▶ Collected data:
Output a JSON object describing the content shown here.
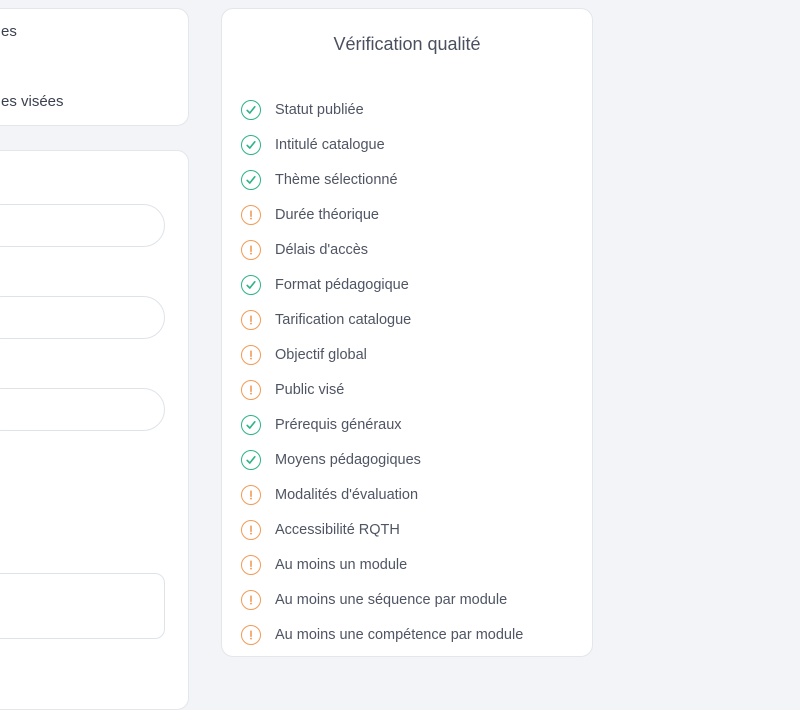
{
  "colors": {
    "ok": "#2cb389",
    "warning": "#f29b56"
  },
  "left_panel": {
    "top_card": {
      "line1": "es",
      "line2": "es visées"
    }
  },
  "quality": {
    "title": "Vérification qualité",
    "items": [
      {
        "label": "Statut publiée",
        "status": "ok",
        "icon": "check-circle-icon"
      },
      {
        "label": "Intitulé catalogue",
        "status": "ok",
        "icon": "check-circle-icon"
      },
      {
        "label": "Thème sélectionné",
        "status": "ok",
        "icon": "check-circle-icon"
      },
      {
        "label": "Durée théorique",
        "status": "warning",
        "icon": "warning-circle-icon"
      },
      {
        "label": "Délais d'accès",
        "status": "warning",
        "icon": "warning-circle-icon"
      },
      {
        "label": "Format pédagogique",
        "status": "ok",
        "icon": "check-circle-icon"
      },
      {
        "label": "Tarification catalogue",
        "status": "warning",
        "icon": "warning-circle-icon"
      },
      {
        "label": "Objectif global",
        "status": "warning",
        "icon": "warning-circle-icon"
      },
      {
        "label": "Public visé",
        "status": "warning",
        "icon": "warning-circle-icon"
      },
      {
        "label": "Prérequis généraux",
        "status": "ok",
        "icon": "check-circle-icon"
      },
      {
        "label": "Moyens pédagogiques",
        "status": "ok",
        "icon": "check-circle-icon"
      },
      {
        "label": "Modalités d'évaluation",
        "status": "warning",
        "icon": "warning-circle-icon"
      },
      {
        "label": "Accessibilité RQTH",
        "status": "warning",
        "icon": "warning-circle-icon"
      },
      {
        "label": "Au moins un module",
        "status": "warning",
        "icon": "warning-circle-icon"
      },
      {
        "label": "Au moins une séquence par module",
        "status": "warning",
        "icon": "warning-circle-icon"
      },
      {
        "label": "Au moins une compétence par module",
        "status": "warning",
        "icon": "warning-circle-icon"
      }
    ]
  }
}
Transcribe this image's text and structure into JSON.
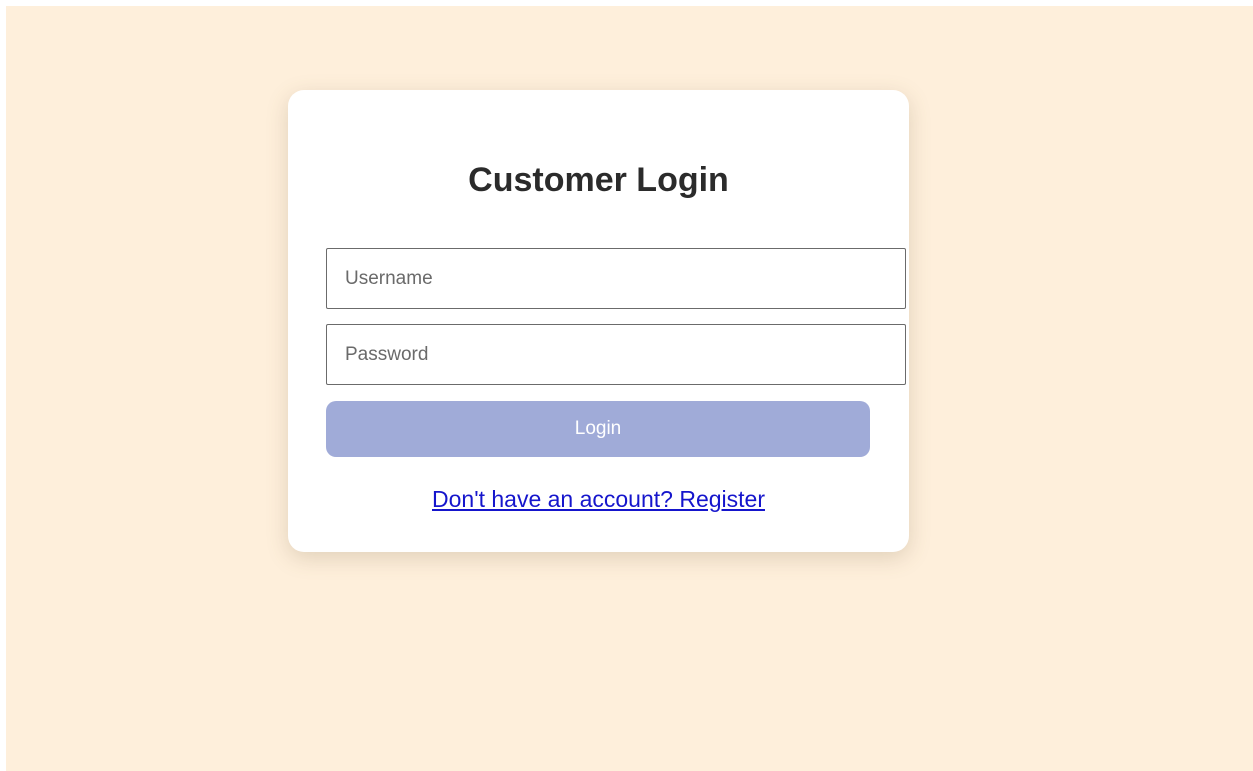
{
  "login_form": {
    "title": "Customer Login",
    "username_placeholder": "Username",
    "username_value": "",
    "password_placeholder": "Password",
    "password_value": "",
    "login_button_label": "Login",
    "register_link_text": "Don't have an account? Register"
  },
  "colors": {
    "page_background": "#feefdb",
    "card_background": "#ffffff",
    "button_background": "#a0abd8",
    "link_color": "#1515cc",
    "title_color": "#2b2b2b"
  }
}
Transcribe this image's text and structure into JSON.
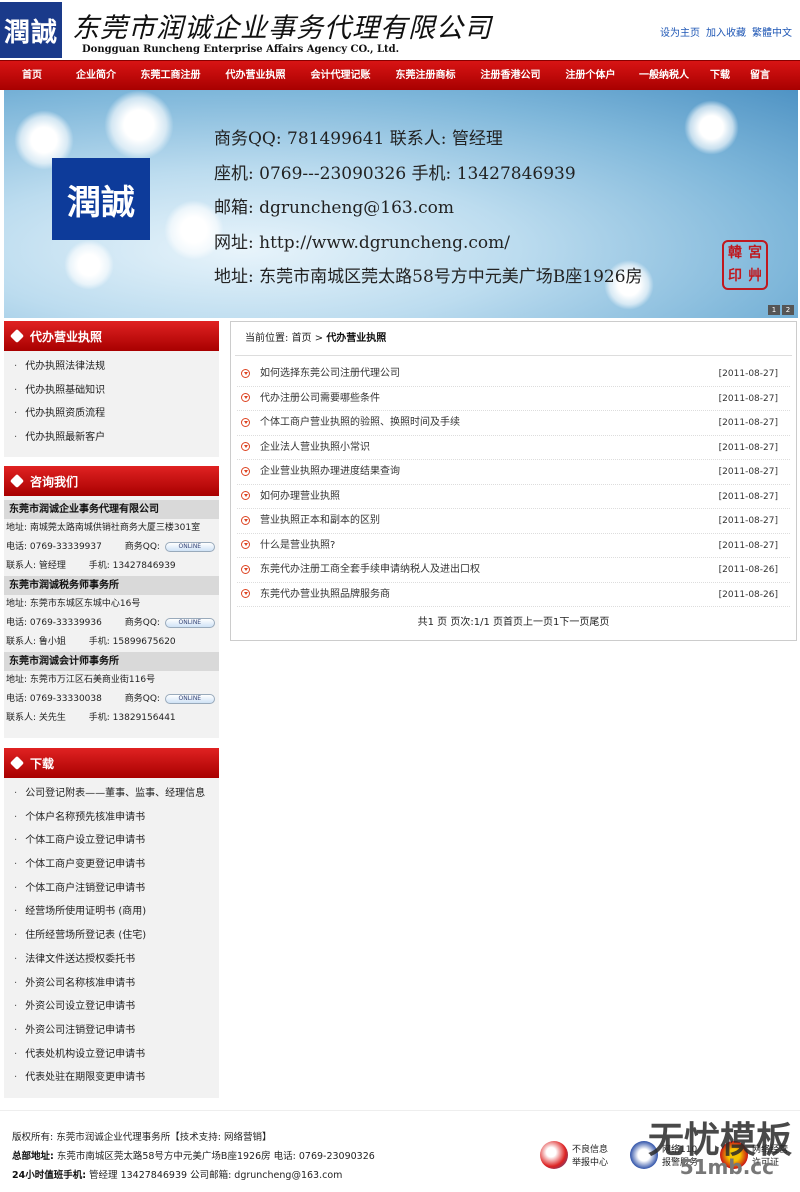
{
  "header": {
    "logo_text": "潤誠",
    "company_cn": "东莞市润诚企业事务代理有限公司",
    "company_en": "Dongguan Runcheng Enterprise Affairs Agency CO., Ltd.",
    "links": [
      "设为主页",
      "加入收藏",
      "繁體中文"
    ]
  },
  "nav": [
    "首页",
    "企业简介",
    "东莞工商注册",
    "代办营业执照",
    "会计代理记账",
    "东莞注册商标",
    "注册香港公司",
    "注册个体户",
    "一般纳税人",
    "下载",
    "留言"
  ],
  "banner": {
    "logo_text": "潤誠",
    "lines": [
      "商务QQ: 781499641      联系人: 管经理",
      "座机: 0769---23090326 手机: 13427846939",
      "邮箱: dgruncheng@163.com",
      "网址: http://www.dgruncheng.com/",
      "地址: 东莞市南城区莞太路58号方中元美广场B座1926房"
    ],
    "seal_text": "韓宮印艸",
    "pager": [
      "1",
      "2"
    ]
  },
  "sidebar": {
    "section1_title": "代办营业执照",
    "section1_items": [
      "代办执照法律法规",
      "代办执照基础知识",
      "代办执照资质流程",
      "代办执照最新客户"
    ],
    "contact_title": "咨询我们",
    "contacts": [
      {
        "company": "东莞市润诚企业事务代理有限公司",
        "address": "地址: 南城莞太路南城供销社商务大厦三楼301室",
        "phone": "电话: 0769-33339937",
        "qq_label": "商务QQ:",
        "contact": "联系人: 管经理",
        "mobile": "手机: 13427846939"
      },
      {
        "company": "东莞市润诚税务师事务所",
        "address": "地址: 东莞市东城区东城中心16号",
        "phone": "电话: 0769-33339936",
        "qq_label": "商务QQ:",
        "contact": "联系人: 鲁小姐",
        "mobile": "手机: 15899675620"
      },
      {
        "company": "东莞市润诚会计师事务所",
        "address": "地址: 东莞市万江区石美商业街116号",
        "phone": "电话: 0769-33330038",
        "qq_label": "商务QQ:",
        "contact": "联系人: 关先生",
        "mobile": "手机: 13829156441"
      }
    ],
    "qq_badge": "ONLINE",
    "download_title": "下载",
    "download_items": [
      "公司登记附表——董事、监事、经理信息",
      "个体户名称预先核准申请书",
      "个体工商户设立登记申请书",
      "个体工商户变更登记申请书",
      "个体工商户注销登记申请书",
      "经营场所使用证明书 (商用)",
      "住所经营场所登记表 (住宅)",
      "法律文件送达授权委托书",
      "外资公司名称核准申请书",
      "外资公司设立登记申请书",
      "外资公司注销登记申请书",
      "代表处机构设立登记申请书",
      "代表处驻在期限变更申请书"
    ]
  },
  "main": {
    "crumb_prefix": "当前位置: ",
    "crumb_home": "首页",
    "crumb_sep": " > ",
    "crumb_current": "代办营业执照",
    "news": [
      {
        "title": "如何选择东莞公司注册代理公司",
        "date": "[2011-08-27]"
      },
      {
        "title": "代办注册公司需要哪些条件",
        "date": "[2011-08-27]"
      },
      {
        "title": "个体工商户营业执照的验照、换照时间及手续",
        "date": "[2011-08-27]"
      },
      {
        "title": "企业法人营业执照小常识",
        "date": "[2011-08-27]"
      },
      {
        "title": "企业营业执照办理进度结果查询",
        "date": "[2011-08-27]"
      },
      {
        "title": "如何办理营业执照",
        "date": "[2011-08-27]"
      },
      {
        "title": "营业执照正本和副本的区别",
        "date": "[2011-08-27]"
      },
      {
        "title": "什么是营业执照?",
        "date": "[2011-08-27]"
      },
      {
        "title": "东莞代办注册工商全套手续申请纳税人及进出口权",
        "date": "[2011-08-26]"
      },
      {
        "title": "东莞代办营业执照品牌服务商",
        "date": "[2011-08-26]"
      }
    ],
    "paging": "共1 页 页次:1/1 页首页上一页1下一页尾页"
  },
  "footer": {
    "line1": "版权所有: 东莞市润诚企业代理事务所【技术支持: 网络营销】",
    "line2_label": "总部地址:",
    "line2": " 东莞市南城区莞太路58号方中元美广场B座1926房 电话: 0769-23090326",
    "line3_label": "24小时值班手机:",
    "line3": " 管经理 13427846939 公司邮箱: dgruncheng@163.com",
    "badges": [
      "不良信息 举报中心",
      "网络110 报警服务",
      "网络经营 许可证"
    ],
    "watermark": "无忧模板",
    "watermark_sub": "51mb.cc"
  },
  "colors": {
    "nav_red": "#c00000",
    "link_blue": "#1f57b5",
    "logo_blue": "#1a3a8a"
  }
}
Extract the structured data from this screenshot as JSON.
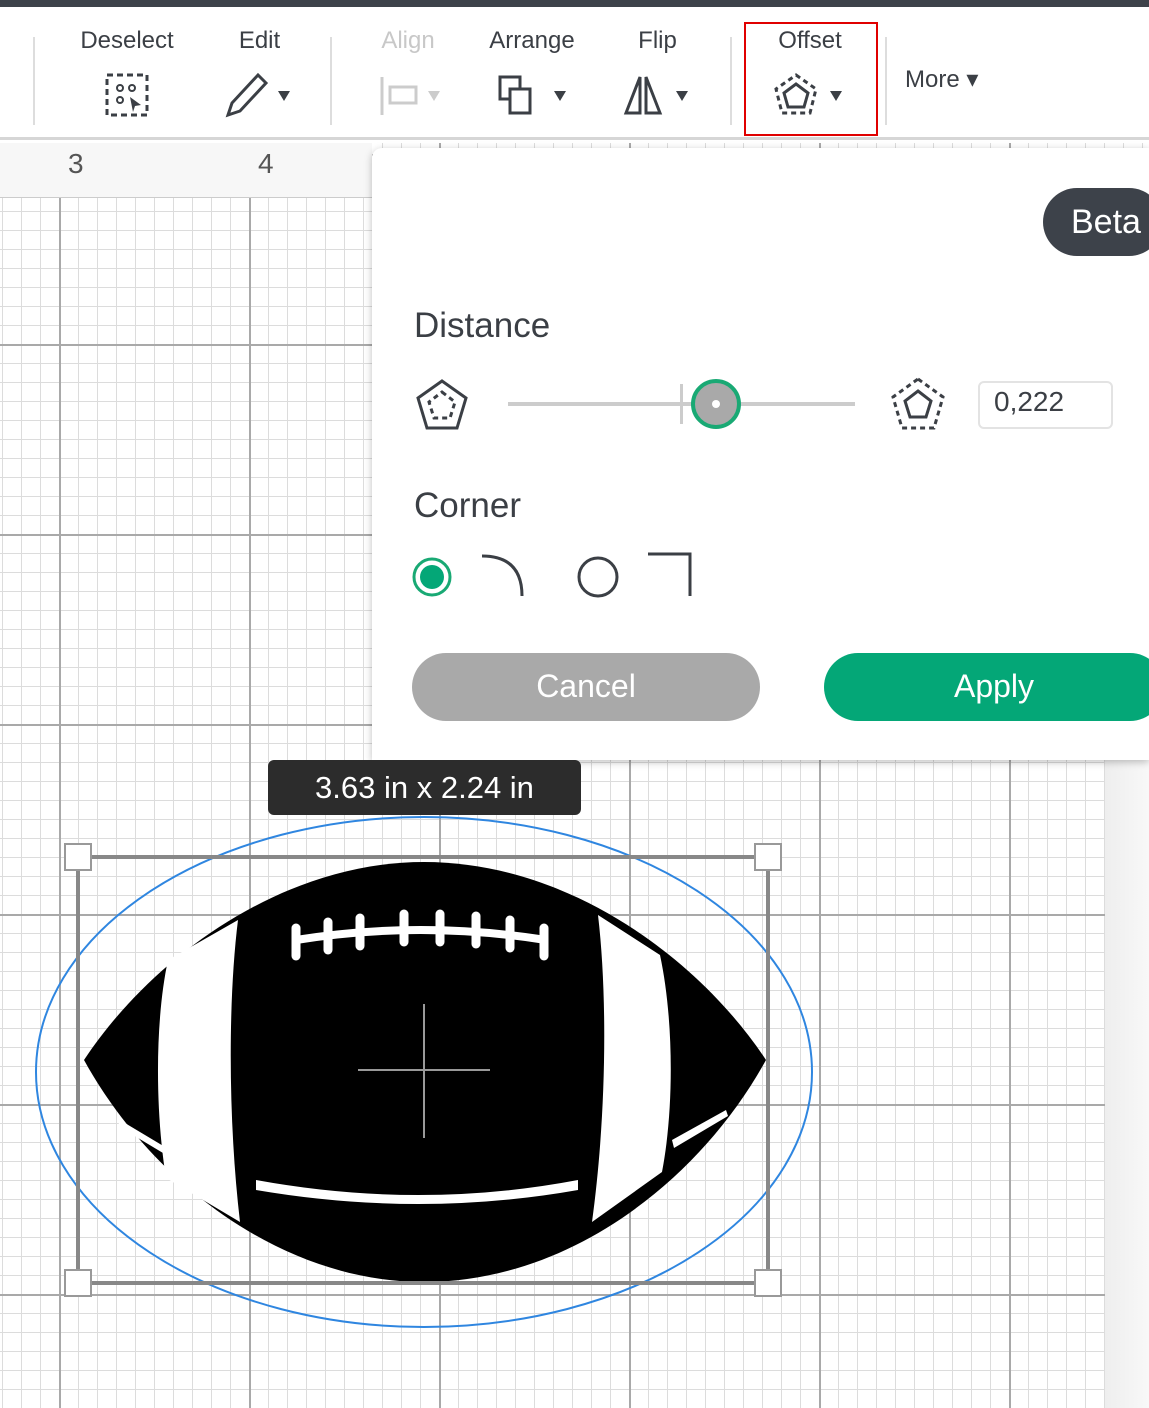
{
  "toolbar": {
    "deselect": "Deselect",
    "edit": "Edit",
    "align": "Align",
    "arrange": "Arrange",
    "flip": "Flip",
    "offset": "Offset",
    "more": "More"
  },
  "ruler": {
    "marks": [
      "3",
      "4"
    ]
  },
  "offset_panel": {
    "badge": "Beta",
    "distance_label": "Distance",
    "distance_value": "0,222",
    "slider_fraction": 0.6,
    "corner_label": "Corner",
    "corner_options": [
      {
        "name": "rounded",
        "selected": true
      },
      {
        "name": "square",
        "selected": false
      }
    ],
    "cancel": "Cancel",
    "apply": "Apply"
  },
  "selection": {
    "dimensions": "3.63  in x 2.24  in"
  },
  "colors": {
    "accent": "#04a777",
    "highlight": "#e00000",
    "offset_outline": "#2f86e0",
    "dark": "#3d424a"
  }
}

▶ WORK TO DO:
Exactly the lines from the line containing "Extract the structured" through the last line of the entries above are to be quoted, both included, and nothing else. Pictures are left out.

▶ FINAL ANSWER:
Extract the structured data from this screenshot as JSON.
{
  "toolbar": {
    "deselect": "Deselect",
    "edit": "Edit",
    "align": "Align",
    "arrange": "Arrange",
    "flip": "Flip",
    "offset": "Offset",
    "more": "More"
  },
  "ruler": {
    "marks": [
      "3",
      "4"
    ]
  },
  "offset_panel": {
    "badge": "Beta",
    "distance_label": "Distance",
    "distance_value": "0,222",
    "slider_fraction": 0.6,
    "corner_label": "Corner",
    "corner_options": [
      {
        "name": "rounded",
        "selected": true
      },
      {
        "name": "square",
        "selected": false
      }
    ],
    "cancel": "Cancel",
    "apply": "Apply"
  },
  "selection": {
    "dimensions": "3.63  in x 2.24  in"
  },
  "colors": {
    "accent": "#04a777",
    "highlight": "#e00000",
    "offset_outline": "#2f86e0",
    "dark": "#3d424a"
  }
}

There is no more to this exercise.